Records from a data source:
◇ ◇ ◇ ◇ ◇

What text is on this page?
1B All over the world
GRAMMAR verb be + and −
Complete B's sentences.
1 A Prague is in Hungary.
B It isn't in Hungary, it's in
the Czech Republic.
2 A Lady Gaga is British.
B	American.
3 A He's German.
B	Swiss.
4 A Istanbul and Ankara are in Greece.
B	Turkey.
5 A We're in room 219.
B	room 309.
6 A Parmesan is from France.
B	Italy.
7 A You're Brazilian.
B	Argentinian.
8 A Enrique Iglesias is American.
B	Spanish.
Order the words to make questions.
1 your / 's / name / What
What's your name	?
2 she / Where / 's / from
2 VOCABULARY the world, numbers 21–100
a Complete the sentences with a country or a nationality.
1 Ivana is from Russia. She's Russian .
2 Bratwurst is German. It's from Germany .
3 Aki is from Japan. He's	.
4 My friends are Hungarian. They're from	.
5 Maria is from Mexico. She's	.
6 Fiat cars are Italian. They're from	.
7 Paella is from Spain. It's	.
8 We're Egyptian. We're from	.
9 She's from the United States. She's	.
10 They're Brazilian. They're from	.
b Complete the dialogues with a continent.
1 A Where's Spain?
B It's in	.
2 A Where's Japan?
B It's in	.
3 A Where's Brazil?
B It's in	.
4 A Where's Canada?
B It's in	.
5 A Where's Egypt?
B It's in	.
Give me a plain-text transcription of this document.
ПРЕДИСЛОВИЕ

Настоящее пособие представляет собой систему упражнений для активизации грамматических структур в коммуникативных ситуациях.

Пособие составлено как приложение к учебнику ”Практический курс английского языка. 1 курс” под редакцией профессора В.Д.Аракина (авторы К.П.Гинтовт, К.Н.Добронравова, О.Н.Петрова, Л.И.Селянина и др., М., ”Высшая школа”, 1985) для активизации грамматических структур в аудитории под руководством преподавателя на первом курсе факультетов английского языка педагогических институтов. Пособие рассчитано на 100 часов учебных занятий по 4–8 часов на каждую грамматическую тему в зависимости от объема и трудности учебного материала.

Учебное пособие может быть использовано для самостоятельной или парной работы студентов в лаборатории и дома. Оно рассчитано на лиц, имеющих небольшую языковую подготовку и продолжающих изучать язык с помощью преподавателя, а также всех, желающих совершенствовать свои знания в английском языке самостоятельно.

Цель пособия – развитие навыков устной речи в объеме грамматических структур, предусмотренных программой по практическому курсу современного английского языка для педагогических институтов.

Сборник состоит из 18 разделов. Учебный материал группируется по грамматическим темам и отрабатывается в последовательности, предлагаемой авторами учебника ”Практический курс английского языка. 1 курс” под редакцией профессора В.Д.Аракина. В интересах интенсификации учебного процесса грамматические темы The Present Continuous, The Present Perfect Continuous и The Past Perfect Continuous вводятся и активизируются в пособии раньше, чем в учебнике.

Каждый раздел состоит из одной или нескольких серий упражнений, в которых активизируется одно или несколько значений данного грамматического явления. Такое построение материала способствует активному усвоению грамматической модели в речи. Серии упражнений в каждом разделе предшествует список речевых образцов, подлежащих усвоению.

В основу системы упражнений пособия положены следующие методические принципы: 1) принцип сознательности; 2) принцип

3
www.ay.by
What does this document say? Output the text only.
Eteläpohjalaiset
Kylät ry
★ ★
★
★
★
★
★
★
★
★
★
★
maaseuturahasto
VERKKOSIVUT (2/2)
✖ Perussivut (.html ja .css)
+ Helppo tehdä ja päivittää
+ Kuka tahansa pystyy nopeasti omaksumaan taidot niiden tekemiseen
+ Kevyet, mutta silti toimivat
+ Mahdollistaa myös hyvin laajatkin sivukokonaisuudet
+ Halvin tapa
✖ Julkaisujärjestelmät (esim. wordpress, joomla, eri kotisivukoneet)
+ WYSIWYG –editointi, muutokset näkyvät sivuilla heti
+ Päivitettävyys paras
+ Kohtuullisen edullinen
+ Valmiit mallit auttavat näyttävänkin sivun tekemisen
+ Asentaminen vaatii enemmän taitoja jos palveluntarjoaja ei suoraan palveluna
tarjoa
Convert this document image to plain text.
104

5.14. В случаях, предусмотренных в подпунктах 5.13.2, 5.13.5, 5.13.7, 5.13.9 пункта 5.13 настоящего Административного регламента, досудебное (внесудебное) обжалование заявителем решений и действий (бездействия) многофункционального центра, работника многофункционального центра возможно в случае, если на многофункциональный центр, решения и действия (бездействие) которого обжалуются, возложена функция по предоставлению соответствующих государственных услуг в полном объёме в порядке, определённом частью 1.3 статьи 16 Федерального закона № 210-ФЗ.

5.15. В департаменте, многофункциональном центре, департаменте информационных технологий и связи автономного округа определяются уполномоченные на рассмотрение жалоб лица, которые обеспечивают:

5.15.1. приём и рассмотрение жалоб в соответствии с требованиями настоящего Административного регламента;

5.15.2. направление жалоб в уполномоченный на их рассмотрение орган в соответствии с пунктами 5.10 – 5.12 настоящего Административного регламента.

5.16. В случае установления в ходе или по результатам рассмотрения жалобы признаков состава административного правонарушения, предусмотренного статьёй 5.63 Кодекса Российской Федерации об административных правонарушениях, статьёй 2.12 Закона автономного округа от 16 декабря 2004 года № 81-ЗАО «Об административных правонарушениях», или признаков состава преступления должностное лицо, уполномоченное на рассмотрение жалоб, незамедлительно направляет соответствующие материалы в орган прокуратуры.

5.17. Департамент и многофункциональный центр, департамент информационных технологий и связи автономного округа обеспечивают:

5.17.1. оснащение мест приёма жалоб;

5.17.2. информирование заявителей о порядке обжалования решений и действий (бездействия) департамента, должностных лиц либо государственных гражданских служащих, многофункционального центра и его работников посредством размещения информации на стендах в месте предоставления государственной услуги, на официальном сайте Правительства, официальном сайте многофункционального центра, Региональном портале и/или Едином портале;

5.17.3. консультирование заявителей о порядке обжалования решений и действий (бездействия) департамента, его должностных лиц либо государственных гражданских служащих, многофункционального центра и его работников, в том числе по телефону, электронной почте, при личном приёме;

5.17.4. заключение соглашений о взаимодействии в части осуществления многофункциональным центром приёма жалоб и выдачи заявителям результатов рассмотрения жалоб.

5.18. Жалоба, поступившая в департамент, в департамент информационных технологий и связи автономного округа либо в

◇ ◇ ◇ ◇ ◇

Problem statement: The required output is the number of lines containing the word "технологий", and nothing besides.

Solution to the exercise: 3